◆ **DIRECTIONS FOR THIS TASK**: Reproduce the records below exactly, leaving out any pictures.

[Source records]
>> Start
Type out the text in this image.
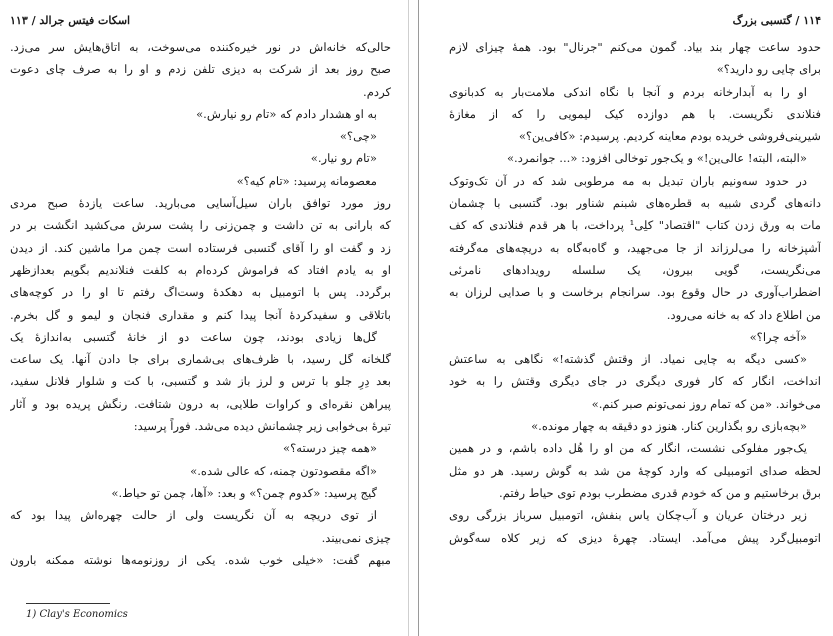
اسکات فیتس جرالد / ۱۱۳
حالی‌که خانه‌اش در نور خیره‌کننده می‌سوخت، به اتاق‌هایش سر می‌زد.
صبح روز بعد از شرکت به دیزی تلفن زدم و او را به صرف چای دعوت
کردم.
به او هشدار دادم که «تام رو نیارش.»
«چی؟»
«تام رو نیار.»
معصومانه پرسید: «تام کیه؟»
روز مورد توافق باران سیل‌آسایی می‌بارید. ساعت یازدهٔ صبح مردی
که بارانی به تن داشت و چمن‌زنی را پشت سرش می‌کشید انگشت بر در
زد و گفت او را آقای گتسبی فرستاده است چمن مرا ماشین کند. از دیدن
او به یادم افتاد که فراموش کرده‌ام به کلفت فنلاندیم بگویم بعدازظهر
برگردد. پس با اتومبیل به دهکدهٔ وست‌اگ رفتم تا او را در کوچه‌های
باتلاقی و سفیدکردهٔ آنجا پیدا کنم و مقداری فنجان و لیمو و گل بخرم.
گل‌ها زیادی بودند، چون ساعت دو از خانهٔ گتسبی به‌اندازهٔ یک
گلخانه گل رسید، با ظرف‌های بی‌شماری برای جا دادن آنها. یک ساعت
بعد دِرِ جلو با ترس و لرز باز شد و گتسبی، با کت و شلوار فلانل سفید،
پیراهن نقره‌ای و کراوات طلایی، به درون شتافت. رنگش پریده بود و آثار
تیرهٔ بی‌خوابی زیر چشمانش دیده می‌شد. فوراً پرسید:
«همه چیز درسته؟»
«اگه مقصودتون چمنه، که عالی شده.»
گیج پرسید: «کدوم چمن؟» و بعد: «آها، چمن تو حیاط.»
از توی دریچه به آن نگریست ولی از حالت چهره‌اش پیدا بود که
چیزی نمی‌بیند.
مبهم گفت: «خیلی خوب شده. یکی از روزنومه‌ها نوشته ممکنه بارون
۱۱۴ / گتسبی بزرگ
حدود ساعت چهار بند بیاد. گمون می‌کنم "جرنال" بود. همهٔ چیزای لازم
برای چایی رو دارید؟»
او را به آبدارخانه بردم و آنجا با نگاه اندکی ملامت‌بار به کدبانوی
فنلاندی نگریست. با هم دوازده کیک لیمویی را که از مغازهٔ
شیرینی‌فروشی خریده بودم معاینه کردیم. پرسیدم: «کافی‌ین؟»
«البته، البته! عالی‌ین!» و یک‌جور توخالی افزود: «... جوانمرد.»
در حدود سه‌ونیم باران تبدیل به مه مرطوبی شد که در آن تک‌وتوک
دانه‌های گردی شبیه به قطره‌های شبنم شناور بود. گتسبی با چشمان
مات به ورق زدن کتاب "اقتصاد" کلِی¹ پرداخت، با هر قدم فنلاندی که کف
آشپزخانه را می‌لرزاند از جا می‌جهید، و گاه‌به‌گاه به دریچه‌های مه‌گرفته
می‌نگریست، گویی بیرون، یک سلسله رویدادهای نامرئی
اضطراب‌آوری در حال وقوع بود. سرانجام برخاست و با صدایی لرزان به
من اطلاع داد که به خانه می‌رود.
«آخه چرا؟»
«کسی دیگه به چایی نمیاد. از وقتش گذشته!» نگاهی به ساعتش
انداخت، انگار که کار فوری دیگری در جای دیگری وقتش را به خود
می‌خواند. «من که تمام روز نمی‌تونم صبر کنم.»
«بچه‌بازی رو بگذارین کنار. هنوز دو دقیقه به چهار مونده.»
یک‌جور مفلوکی نشست، انگار که من او را هُل داده باشم، و در همین
لحظه صدای اتومبیلی که وارد کوچهٔ من شد به گوش رسید. هر دو مثل
برق برخاستیم و من که خودم قدری مضطرب بودم توی حیاط رفتم.
زیر درختان عریان و آب‌چکان یاس بنفش، اتومبیل سرباز بزرگی روی
اتومبیل‌گرد پیش می‌آمد. ایستاد. چهرهٔ دیزی که زیر کلاه سه‌گوش
1) Clay's Economics
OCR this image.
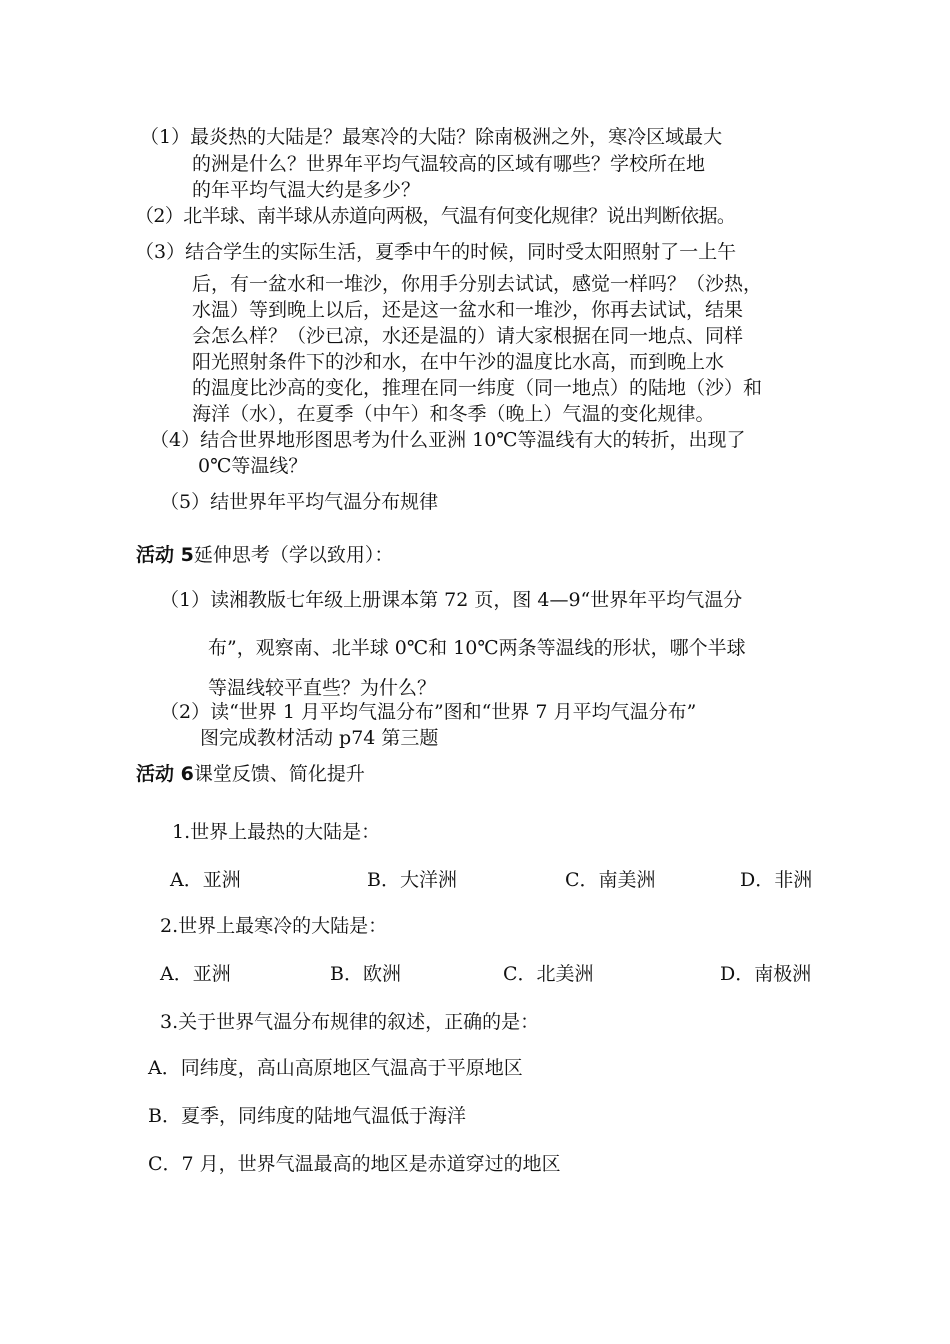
（1）最炎热的大陆是？最寒冷的大陆？除南极洲之外，寒冷区域最大
的洲是什么？世界年平均气温较高的区域有哪些？学校所在地
的年平均气温大约是多少？
（2）北半球、南半球从赤道向两极，气温有何变化规律？说出判断依据。
（3）结合学生的实际生活，夏季中午的时候，同时受太阳照射了一上午
后，有一盆水和一堆沙，你用手分别去试试，感觉一样吗？（沙热，
水温）等到晚上以后，还是这一盆水和一堆沙，你再去试试，结果
会怎么样？（沙已凉，水还是温的）请大家根据在同一地点、同样
阳光照射条件下的沙和水，在中午沙的温度比水高，而到晚上水
的温度比沙高的变化，推理在同一纬度（同一地点）的陆地（沙）和
海洋（水），在夏季（中午）和冬季（晚上）气温的变化规律。
（4）结合世界地形图思考为什么亚洲 10℃等温线有大的转折，出现了
0℃等温线？
（5）结世界年平均气温分布规律
活动 5延伸思考（学以致用）：
（1）读湘教版七年级上册课本第 72 页，图 4—9“世界年平均气温分
布”，观察南、北半球 0℃和 10℃两条等温线的形状，哪个半球
等温线较平直些？为什么？
（2）读“世界 1 月平均气温分布”图和“世界 7 月平均气温分布”
图完成教材活动 p74 第三题
活动 6课堂反馈、简化提升
1.世界上最热的大陆是：
A．亚洲	B．大洋洲	C．南美洲	D．非洲
2.世界上最寒冷的大陆是：
A．亚洲	B．欧洲	C．北美洲	D．南极洲
3.关于世界气温分布规律的叙述，正确的是：
A．同纬度，高山高原地区气温高于平原地区
B．夏季，同纬度的陆地气温低于海洋
C．7 月，世界气温最高的地区是赤道穿过的地区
>> End
◆ **OUTPUT**:
Type out the text in this image.
اسکات فیتس جرالد / ۱۱۳
حالی‌که خانه‌اش در نور خیره‌کننده می‌سوخت، به اتاق‌هایش سر می‌زد.
صبح روز بعد از شرکت به دیزی تلفن زدم و او را به صرف چای دعوت
کردم.
به او هشدار دادم که «تام رو نیارش.»
«چی؟»
«تام رو نیار.»
معصومانه پرسید: «تام کیه؟»
روز مورد توافق باران سیل‌آسایی می‌بارید. ساعت یازدهٔ صبح مردی
که بارانی به تن داشت و چمن‌زنی را پشت سرش می‌کشید انگشت بر در
زد و گفت او را آقای گتسبی فرستاده است چمن مرا ماشین کند. از دیدن
او به یادم افتاد که فراموش کرده‌ام به کلفت فنلاندیم بگویم بعدازظهر
برگردد. پس با اتومبیل به دهکدهٔ وست‌اگ رفتم تا او را در کوچه‌های
باتلاقی و سفیدکردهٔ آنجا پیدا کنم و مقداری فنجان و لیمو و گل بخرم.
گل‌ها زیادی بودند، چون ساعت دو از خانهٔ گتسبی به‌اندازهٔ یک
گلخانه گل رسید، با ظرف‌های بی‌شماری برای جا دادن آنها. یک ساعت
بعد دِرِ جلو با ترس و لرز باز شد و گتسبی، با کت و شلوار فلانل سفید،
پیراهن نقره‌ای و کراوات طلایی، به درون شتافت. رنگش پریده بود و آثار
تیرهٔ بی‌خوابی زیر چشمانش دیده می‌شد. فوراً پرسید:
«همه چیز درسته؟»
«اگه مقصودتون چمنه، که عالی شده.»
گیج پرسید: «کدوم چمن؟» و بعد: «آها، چمن تو حیاط.»
از توی دریچه به آن نگریست ولی از حالت چهره‌اش پیدا بود که
چیزی نمی‌بیند.
مبهم گفت: «خیلی خوب شده. یکی از روزنومه‌ها نوشته ممکنه بارون
۱۱۴ / گتسبی بزرگ
حدود ساعت چهار بند بیاد. گمون می‌کنم "جرنال" بود. همهٔ چیزای لازم
برای چایی رو دارید؟»
او را به آبدارخانه بردم و آنجا با نگاه اندکی ملامت‌بار به کدبانوی
فنلاندی نگریست. با هم دوازده کیک لیمویی را که از مغازهٔ
شیرینی‌فروشی خریده بودم معاینه کردیم. پرسیدم: «کافی‌ین؟»
«البته، البته! عالی‌ین!» و یک‌جور توخالی افزود: «... جوانمرد.»
در حدود سه‌ونیم باران تبدیل به مه مرطوبی شد که در آن تک‌وتوک
دانه‌های گردی شبیه به قطره‌های شبنم شناور بود. گتسبی با چشمان
مات به ورق زدن کتاب "اقتصاد" کلِی¹ پرداخت، با هر قدم فنلاندی که کف
آشپزخانه را می‌لرزاند از جا می‌جهید، و گاه‌به‌گاه به دریچه‌های مه‌گرفته
می‌نگریست، گویی بیرون، یک سلسله رویدادهای نامرئی
اضطراب‌آوری در حال وقوع بود. سرانجام برخاست و با صدایی لرزان به
من اطلاع داد که به خانه می‌رود.
«آخه چرا؟»
«کسی دیگه به چایی نمیاد. از وقتش گذشته!» نگاهی به ساعتش
انداخت، انگار که کار فوری دیگری در جای دیگری وقتش را به خود
می‌خواند. «من که تمام روز نمی‌تونم صبر کنم.»
«بچه‌بازی رو بگذارین کنار. هنوز دو دقیقه به چهار مونده.»
یک‌جور مفلوکی نشست، انگار که من او را هُل داده باشم، و در همین
لحظه صدای اتومبیلی که وارد کوچهٔ من شد به گوش رسید. هر دو مثل
برق برخاستیم و من که خودم قدری مضطرب بودم توی حیاط رفتم.
زیر درختان عریان و آب‌چکان یاس بنفش، اتومبیل سرباز بزرگی روی
اتومبیل‌گرد پیش می‌آمد. ایستاد. چهرهٔ دیزی که زیر کلاه سه‌گوش
1) Clay's Economics
OCR this image.
（1）最炎热的大陆是？最寒冷的大陆？除南极洲之外，寒冷区域最大
的洲是什么？世界年平均气温较高的区域有哪些？学校所在地
的年平均气温大约是多少？
（2）北半球、南半球从赤道向两极，气温有何变化规律？说出判断依据。
（3）结合学生的实际生活，夏季中午的时候，同时受太阳照射了一上午
后，有一盆水和一堆沙，你用手分别去试试，感觉一样吗？（沙热，
水温）等到晚上以后，还是这一盆水和一堆沙，你再去试试，结果
会怎么样？（沙已凉，水还是温的）请大家根据在同一地点、同样
阳光照射条件下的沙和水，在中午沙的温度比水高，而到晚上水
的温度比沙高的变化，推理在同一纬度（同一地点）的陆地（沙）和
海洋（水），在夏季（中午）和冬季（晚上）气温的变化规律。
（4）结合世界地形图思考为什么亚洲 10℃等温线有大的转折，出现了
0℃等温线？
（5）结世界年平均气温分布规律
活动 5延伸思考（学以致用）：
（1）读湘教版七年级上册课本第 72 页，图 4—9“世界年平均气温分
布”，观察南、北半球 0℃和 10℃两条等温线的形状，哪个半球
等温线较平直些？为什么？
（2）读“世界 1 月平均气温分布”图和“世界 7 月平均气温分布”
图完成教材活动 p74 第三题
活动 6课堂反馈、简化提升
1.世界上最热的大陆是：
A．亚洲	B．大洋洲	C．南美洲	D．非洲
2.世界上最寒冷的大陆是：
A．亚洲	B．欧洲	C．北美洲	D．南极洲
3.关于世界气温分布规律的叙述，正确的是：
A．同纬度，高山高原地区气温高于平原地区
B．夏季，同纬度的陆地气温低于海洋
C．7 月，世界气温最高的地区是赤道穿过的地区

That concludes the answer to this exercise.